• EXERCISE REQUIREMENTS: Each record is to be printed again precisely as it reads.

Dataset rows about figures
--------------------------------------------------
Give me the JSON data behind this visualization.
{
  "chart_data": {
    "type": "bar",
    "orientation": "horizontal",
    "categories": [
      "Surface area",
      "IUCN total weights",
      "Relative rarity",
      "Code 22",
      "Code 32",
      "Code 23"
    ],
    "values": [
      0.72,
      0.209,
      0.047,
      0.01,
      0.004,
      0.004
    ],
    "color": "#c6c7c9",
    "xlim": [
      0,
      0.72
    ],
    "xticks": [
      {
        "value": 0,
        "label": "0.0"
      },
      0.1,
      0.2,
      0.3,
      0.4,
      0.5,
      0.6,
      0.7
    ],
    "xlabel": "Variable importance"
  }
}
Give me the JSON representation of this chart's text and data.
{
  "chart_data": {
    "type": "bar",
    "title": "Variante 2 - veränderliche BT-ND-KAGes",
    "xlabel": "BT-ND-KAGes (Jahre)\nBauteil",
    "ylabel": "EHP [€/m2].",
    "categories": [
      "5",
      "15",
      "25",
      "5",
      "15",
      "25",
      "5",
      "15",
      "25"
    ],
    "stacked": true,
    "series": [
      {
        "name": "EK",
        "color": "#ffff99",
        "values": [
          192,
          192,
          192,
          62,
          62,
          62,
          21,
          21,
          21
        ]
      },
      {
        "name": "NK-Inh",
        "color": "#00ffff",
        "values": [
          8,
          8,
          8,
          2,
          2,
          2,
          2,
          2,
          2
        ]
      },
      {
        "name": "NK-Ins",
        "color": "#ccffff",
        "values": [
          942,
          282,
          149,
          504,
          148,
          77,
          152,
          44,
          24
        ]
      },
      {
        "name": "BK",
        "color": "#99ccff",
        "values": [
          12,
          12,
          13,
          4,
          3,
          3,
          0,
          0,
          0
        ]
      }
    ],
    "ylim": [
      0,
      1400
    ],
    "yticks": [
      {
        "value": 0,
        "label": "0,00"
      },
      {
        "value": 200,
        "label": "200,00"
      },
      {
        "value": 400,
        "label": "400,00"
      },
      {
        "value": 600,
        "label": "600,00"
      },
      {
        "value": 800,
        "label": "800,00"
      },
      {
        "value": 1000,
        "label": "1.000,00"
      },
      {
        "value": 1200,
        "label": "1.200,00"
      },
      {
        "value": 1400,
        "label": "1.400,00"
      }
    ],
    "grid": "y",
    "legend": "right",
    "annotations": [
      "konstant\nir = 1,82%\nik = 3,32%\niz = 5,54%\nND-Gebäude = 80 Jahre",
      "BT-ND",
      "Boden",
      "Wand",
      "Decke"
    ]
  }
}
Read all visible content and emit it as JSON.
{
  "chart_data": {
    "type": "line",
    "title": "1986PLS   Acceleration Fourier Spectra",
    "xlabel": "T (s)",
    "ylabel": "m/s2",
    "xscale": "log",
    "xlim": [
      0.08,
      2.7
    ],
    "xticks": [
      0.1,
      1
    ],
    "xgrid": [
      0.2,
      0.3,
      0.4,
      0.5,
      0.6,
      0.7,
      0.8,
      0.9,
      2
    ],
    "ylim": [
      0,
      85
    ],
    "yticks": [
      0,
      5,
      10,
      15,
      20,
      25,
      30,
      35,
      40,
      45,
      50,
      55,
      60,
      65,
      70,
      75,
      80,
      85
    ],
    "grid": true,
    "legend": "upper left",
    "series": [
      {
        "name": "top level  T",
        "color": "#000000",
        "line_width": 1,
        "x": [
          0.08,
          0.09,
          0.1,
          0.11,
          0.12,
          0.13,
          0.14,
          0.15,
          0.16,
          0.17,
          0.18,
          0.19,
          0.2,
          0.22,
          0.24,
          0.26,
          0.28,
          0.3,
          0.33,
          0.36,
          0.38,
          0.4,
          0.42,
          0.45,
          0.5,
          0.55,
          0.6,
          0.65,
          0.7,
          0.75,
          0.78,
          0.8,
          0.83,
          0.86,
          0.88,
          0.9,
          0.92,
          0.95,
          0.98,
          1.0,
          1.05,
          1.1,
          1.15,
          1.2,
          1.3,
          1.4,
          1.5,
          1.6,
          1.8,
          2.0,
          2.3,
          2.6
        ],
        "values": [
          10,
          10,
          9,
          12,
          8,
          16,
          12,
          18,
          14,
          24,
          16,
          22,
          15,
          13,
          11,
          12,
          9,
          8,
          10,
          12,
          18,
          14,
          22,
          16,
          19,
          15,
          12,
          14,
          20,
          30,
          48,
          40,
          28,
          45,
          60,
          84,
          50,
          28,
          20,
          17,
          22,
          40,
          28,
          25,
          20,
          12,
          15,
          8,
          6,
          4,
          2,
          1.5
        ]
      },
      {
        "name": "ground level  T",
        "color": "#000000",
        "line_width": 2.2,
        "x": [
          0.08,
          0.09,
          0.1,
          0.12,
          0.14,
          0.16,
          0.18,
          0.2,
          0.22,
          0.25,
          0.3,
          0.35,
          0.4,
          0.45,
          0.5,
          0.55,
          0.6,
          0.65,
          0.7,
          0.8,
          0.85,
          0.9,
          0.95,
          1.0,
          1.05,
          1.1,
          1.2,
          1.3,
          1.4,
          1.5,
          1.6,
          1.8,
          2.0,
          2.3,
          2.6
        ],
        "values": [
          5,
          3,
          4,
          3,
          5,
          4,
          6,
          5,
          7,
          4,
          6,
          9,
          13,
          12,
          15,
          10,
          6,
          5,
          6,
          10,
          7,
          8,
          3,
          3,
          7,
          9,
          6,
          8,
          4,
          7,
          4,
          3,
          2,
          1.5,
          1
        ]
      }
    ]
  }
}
--------------------------------------------------
• EXERCISE SOLUTION:
Give me the JSON data behind this visualization.
{
  "chart_data": {
    "type": "bar",
    "orientation": "horizontal",
    "categories": [
      "Surface area",
      "IUCN total weights",
      "Relative rarity",
      "Code 22",
      "Code 32",
      "Code 23"
    ],
    "values": [
      0.72,
      0.209,
      0.047,
      0.01,
      0.004,
      0.004
    ],
    "color": "#c6c7c9",
    "xlim": [
      0,
      0.72
    ],
    "xticks": [
      {
        "value": 0,
        "label": "0.0"
      },
      0.1,
      0.2,
      0.3,
      0.4,
      0.5,
      0.6,
      0.7
    ],
    "xlabel": "Variable importance"
  }
}
Give me the JSON representation of this chart's text and data.
{
  "chart_data": {
    "type": "bar",
    "title": "Variante 2 - veränderliche BT-ND-KAGes",
    "xlabel": "BT-ND-KAGes (Jahre)\nBauteil",
    "ylabel": "EHP [€/m2].",
    "categories": [
      "5",
      "15",
      "25",
      "5",
      "15",
      "25",
      "5",
      "15",
      "25"
    ],
    "stacked": true,
    "series": [
      {
        "name": "EK",
        "color": "#ffff99",
        "values": [
          192,
          192,
          192,
          62,
          62,
          62,
          21,
          21,
          21
        ]
      },
      {
        "name": "NK-Inh",
        "color": "#00ffff",
        "values": [
          8,
          8,
          8,
          2,
          2,
          2,
          2,
          2,
          2
        ]
      },
      {
        "name": "NK-Ins",
        "color": "#ccffff",
        "values": [
          942,
          282,
          149,
          504,
          148,
          77,
          152,
          44,
          24
        ]
      },
      {
        "name": "BK",
        "color": "#99ccff",
        "values": [
          12,
          12,
          13,
          4,
          3,
          3,
          0,
          0,
          0
        ]
      }
    ],
    "ylim": [
      0,
      1400
    ],
    "yticks": [
      {
        "value": 0,
        "label": "0,00"
      },
      {
        "value": 200,
        "label": "200,00"
      },
      {
        "value": 400,
        "label": "400,00"
      },
      {
        "value": 600,
        "label": "600,00"
      },
      {
        "value": 800,
        "label": "800,00"
      },
      {
        "value": 1000,
        "label": "1.000,00"
      },
      {
        "value": 1200,
        "label": "1.200,00"
      },
      {
        "value": 1400,
        "label": "1.400,00"
      }
    ],
    "grid": "y",
    "legend": "right",
    "annotations": [
      "konstant\nir = 1,82%\nik = 3,32%\niz = 5,54%\nND-Gebäude = 80 Jahre",
      "BT-ND",
      "Boden",
      "Wand",
      "Decke"
    ]
  }
}
Read all visible content and emit it as JSON.
{
  "chart_data": {
    "type": "line",
    "title": "1986PLS   Acceleration Fourier Spectra",
    "xlabel": "T (s)",
    "ylabel": "m/s2",
    "xscale": "log",
    "xlim": [
      0.08,
      2.7
    ],
    "xticks": [
      0.1,
      1
    ],
    "xgrid": [
      0.2,
      0.3,
      0.4,
      0.5,
      0.6,
      0.7,
      0.8,
      0.9,
      2
    ],
    "ylim": [
      0,
      85
    ],
    "yticks": [
      0,
      5,
      10,
      15,
      20,
      25,
      30,
      35,
      40,
      45,
      50,
      55,
      60,
      65,
      70,
      75,
      80,
      85
    ],
    "grid": true,
    "legend": "upper left",
    "series": [
      {
        "name": "top level  T",
        "color": "#000000",
        "line_width": 1,
        "x": [
          0.08,
          0.09,
          0.1,
          0.11,
          0.12,
          0.13,
          0.14,
          0.15,
          0.16,
          0.17,
          0.18,
          0.19,
          0.2,
          0.22,
          0.24,
          0.26,
          0.28,
          0.3,
          0.33,
          0.36,
          0.38,
          0.4,
          0.42,
          0.45,
          0.5,
          0.55,
          0.6,
          0.65,
          0.7,
          0.75,
          0.78,
          0.8,
          0.83,
          0.86,
          0.88,
          0.9,
          0.92,
          0.95,
          0.98,
          1.0,
          1.05,
          1.1,
          1.15,
          1.2,
          1.3,
          1.4,
          1.5,
          1.6,
          1.8,
          2.0,
          2.3,
          2.6
        ],
        "values": [
          10,
          10,
          9,
          12,
          8,
          16,
          12,
          18,
          14,
          24,
          16,
          22,
          15,
          13,
          11,
          12,
          9,
          8,
          10,
          12,
          18,
          14,
          22,
          16,
          19,
          15,
          12,
          14,
          20,
          30,
          48,
          40,
          28,
          45,
          60,
          84,
          50,
          28,
          20,
          17,
          22,
          40,
          28,
          25,
          20,
          12,
          15,
          8,
          6,
          4,
          2,
          1.5
        ]
      },
      {
        "name": "ground level  T",
        "color": "#000000",
        "line_width": 2.2,
        "x": [
          0.08,
          0.09,
          0.1,
          0.12,
          0.14,
          0.16,
          0.18,
          0.2,
          0.22,
          0.25,
          0.3,
          0.35,
          0.4,
          0.45,
          0.5,
          0.55,
          0.6,
          0.65,
          0.7,
          0.8,
          0.85,
          0.9,
          0.95,
          1.0,
          1.05,
          1.1,
          1.2,
          1.3,
          1.4,
          1.5,
          1.6,
          1.8,
          2.0,
          2.3,
          2.6
        ],
        "values": [
          5,
          3,
          4,
          3,
          5,
          4,
          6,
          5,
          7,
          4,
          6,
          9,
          13,
          12,
          15,
          10,
          6,
          5,
          6,
          10,
          7,
          8,
          3,
          3,
          7,
          9,
          6,
          8,
          4,
          7,
          4,
          3,
          2,
          1.5,
          1
        ]
      }
    ]
  }
}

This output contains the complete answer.